START Exercise materials

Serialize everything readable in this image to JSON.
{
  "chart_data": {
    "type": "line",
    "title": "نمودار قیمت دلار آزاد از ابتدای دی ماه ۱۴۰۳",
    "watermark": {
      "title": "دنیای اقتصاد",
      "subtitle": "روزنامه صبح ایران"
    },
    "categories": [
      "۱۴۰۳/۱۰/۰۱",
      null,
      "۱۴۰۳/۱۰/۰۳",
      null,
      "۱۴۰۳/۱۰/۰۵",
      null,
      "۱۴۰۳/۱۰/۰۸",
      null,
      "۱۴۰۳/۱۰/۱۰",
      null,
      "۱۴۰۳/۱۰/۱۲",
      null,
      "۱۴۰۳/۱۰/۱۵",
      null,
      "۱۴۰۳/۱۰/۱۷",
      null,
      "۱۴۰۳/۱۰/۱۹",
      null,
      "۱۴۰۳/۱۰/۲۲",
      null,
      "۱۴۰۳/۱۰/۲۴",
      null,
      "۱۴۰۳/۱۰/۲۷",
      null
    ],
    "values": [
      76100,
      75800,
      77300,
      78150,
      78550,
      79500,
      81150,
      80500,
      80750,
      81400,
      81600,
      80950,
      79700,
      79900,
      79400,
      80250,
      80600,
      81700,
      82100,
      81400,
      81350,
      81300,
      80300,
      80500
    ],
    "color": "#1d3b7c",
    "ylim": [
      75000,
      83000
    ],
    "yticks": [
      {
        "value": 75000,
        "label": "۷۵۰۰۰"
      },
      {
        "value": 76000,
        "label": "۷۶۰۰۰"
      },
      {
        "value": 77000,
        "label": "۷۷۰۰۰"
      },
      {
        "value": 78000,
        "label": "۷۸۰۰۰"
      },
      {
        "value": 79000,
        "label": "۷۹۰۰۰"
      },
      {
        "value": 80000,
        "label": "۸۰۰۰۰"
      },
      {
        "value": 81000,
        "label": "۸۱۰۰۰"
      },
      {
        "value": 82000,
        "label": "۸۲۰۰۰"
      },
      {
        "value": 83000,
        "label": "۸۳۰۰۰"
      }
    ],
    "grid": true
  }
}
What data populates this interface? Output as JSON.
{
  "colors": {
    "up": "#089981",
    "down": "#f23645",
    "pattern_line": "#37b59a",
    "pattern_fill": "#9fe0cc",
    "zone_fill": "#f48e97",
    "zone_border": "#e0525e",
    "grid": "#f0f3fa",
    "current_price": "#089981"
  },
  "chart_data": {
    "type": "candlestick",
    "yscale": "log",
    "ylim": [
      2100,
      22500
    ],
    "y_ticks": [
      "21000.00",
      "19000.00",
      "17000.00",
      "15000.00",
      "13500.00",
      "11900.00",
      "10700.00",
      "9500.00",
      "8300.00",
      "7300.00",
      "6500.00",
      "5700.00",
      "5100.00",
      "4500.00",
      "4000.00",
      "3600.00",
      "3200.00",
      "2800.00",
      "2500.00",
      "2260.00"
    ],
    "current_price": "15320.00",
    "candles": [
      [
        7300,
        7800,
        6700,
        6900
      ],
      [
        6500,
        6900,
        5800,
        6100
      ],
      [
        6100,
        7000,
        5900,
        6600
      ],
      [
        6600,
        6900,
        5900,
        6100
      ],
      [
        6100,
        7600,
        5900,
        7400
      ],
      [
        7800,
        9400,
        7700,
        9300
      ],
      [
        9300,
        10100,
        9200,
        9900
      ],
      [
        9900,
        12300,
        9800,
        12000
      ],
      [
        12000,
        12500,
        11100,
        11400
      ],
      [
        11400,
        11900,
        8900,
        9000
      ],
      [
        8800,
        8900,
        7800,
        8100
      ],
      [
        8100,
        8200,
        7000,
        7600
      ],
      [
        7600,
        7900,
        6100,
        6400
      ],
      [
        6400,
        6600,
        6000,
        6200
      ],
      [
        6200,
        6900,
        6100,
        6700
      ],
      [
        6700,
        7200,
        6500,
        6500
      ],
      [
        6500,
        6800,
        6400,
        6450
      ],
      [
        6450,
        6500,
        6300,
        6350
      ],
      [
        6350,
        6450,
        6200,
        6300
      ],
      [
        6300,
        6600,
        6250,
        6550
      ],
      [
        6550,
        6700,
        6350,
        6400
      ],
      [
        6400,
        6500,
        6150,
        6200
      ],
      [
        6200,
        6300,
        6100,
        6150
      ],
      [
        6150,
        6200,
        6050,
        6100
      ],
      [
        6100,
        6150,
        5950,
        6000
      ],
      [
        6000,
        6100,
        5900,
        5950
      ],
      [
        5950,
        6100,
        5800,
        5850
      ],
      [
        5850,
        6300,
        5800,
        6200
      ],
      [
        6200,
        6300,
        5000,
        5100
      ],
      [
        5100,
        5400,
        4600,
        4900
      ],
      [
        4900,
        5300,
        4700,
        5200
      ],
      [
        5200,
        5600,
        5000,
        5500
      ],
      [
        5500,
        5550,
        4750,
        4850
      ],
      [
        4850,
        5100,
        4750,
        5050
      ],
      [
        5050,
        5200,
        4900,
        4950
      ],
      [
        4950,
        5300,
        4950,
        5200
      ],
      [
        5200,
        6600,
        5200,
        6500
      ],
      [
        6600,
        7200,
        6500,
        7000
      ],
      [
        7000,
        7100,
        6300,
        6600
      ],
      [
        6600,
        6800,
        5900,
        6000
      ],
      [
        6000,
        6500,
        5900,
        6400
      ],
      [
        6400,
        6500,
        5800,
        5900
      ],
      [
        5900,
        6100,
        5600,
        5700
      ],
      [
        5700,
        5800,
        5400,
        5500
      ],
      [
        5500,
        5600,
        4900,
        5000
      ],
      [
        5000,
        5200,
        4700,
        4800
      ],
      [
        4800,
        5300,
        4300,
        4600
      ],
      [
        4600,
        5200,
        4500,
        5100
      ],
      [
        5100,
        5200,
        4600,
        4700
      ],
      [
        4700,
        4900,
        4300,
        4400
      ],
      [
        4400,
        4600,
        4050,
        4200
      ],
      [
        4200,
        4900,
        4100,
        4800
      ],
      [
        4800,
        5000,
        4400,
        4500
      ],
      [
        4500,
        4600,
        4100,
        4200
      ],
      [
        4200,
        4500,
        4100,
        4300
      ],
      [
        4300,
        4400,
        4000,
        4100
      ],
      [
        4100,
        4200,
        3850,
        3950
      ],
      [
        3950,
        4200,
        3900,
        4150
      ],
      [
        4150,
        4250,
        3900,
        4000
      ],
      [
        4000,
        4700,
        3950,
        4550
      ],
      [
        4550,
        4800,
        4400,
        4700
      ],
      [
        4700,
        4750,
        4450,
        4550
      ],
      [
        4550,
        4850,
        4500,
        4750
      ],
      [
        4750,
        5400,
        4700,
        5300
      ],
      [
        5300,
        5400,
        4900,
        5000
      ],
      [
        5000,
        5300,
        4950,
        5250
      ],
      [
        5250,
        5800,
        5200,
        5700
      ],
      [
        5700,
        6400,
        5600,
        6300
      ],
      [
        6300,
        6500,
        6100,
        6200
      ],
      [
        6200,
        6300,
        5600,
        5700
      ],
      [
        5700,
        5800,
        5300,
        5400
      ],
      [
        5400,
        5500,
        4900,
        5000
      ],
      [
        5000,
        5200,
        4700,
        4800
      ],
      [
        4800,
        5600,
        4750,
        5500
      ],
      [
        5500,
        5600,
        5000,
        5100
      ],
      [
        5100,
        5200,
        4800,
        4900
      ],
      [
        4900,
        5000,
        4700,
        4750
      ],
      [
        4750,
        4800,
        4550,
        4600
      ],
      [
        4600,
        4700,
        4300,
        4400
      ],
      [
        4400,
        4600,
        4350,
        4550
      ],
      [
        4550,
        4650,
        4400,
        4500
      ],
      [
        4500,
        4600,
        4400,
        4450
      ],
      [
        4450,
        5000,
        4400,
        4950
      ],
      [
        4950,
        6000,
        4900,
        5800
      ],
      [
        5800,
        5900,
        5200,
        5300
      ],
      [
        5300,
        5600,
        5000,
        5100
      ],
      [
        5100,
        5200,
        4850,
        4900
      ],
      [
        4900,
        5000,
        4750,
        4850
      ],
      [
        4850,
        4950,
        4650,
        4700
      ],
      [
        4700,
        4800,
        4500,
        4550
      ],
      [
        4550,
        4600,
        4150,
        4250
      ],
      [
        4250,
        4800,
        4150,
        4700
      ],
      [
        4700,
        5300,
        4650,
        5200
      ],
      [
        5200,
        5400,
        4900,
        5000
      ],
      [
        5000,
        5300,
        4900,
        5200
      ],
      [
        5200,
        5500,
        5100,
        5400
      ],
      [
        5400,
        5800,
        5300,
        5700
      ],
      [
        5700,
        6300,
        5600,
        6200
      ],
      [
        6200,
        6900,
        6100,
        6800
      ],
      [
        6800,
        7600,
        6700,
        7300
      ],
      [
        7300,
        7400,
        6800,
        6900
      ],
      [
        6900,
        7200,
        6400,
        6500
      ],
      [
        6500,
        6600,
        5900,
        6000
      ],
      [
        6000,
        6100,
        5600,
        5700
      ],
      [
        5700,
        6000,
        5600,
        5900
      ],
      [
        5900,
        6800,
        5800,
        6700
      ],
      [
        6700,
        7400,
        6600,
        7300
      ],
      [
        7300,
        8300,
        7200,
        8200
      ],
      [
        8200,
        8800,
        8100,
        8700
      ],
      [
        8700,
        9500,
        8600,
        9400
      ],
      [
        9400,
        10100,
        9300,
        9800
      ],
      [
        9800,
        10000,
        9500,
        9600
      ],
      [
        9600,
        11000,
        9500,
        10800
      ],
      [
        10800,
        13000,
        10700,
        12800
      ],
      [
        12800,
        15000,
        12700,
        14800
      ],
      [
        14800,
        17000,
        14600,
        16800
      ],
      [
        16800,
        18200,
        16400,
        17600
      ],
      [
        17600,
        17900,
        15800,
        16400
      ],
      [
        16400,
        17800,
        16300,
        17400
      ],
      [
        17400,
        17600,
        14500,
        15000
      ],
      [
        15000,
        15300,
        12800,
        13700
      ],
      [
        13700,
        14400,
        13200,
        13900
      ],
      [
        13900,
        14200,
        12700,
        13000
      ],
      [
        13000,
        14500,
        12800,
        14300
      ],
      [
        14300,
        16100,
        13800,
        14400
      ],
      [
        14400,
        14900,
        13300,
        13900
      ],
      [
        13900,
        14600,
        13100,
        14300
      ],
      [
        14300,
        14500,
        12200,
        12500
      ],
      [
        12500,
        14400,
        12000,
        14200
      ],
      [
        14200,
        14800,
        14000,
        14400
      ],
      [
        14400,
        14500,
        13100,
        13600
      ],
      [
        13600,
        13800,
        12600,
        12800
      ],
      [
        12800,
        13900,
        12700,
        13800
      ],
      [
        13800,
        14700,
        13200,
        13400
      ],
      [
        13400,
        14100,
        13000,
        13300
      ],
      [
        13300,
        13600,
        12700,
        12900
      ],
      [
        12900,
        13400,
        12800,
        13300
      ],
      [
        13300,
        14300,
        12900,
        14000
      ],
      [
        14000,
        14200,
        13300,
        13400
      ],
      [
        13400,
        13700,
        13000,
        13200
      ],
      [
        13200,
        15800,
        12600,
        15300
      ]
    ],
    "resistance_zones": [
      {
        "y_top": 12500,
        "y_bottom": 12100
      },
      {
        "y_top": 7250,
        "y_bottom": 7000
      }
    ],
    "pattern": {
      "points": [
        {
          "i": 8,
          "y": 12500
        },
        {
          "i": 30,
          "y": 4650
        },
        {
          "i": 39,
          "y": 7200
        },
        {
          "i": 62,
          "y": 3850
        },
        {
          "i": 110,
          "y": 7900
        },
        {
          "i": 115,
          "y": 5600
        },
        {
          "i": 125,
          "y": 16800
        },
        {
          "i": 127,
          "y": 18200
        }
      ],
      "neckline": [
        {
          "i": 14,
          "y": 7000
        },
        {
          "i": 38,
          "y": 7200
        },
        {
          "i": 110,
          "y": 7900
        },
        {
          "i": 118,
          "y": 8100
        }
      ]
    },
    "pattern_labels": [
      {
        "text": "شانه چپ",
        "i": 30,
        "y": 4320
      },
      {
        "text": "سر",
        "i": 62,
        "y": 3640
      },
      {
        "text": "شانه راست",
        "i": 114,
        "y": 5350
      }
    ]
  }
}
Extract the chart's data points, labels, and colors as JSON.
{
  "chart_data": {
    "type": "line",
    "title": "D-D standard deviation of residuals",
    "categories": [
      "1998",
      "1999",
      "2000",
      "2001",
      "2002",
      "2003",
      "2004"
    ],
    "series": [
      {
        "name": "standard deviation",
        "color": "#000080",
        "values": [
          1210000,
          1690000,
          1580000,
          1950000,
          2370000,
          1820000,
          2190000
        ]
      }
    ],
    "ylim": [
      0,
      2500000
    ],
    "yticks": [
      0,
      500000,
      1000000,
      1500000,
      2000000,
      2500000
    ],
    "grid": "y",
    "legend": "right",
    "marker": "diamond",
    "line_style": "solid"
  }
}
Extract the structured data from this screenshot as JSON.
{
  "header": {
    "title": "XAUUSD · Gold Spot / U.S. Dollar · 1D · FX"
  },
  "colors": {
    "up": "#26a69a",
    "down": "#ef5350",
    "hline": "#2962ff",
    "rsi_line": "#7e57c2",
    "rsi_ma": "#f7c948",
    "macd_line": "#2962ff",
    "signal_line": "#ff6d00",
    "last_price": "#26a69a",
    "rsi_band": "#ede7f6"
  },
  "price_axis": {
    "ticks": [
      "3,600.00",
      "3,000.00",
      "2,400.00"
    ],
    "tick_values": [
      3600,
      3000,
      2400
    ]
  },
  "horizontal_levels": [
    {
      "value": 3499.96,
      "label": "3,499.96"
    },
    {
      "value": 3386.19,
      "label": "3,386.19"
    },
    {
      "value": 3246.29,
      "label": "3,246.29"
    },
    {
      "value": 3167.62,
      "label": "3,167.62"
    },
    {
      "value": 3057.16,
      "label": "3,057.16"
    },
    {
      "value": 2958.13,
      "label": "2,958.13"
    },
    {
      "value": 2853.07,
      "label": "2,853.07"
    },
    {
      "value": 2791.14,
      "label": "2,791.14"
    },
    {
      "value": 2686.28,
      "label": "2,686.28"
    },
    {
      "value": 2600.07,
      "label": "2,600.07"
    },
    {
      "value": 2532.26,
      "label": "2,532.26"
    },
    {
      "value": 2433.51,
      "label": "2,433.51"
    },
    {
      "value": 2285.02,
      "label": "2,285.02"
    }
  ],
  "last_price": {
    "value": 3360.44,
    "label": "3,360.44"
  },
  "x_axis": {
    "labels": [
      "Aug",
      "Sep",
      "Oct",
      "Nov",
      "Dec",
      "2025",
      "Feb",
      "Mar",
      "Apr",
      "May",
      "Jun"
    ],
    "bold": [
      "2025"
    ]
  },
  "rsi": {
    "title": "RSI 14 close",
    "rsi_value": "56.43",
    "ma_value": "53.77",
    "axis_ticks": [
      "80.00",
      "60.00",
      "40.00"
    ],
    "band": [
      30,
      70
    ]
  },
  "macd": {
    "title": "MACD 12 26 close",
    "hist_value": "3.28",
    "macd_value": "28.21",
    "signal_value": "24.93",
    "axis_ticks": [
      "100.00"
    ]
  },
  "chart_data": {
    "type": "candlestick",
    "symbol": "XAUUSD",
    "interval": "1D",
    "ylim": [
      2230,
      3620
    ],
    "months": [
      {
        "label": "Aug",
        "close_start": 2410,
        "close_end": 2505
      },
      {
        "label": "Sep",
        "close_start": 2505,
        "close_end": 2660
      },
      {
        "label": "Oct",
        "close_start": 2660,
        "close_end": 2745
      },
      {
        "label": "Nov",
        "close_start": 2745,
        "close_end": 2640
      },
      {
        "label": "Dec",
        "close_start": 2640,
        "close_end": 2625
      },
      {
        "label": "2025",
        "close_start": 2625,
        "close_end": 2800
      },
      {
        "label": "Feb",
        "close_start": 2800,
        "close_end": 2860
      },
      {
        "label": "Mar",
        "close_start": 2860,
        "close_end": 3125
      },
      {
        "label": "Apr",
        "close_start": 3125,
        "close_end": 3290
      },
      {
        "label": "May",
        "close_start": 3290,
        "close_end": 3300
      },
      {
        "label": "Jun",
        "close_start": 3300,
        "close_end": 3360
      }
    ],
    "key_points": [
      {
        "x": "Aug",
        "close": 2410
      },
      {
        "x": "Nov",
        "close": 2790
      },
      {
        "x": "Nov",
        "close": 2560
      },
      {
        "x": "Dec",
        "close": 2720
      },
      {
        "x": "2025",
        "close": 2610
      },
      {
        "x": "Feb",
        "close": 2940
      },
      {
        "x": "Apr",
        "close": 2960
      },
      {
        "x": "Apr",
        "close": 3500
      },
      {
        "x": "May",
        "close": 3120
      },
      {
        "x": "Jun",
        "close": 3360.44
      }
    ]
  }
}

END Exercise materials

» What is required
Gather every line from the listing above in which the word "this" appears.

» Solved exercise
Serialize everything readable in this image to JSON.
What data populates this interface? Output as JSON.
Extract the structured data from this screenshot as JSON.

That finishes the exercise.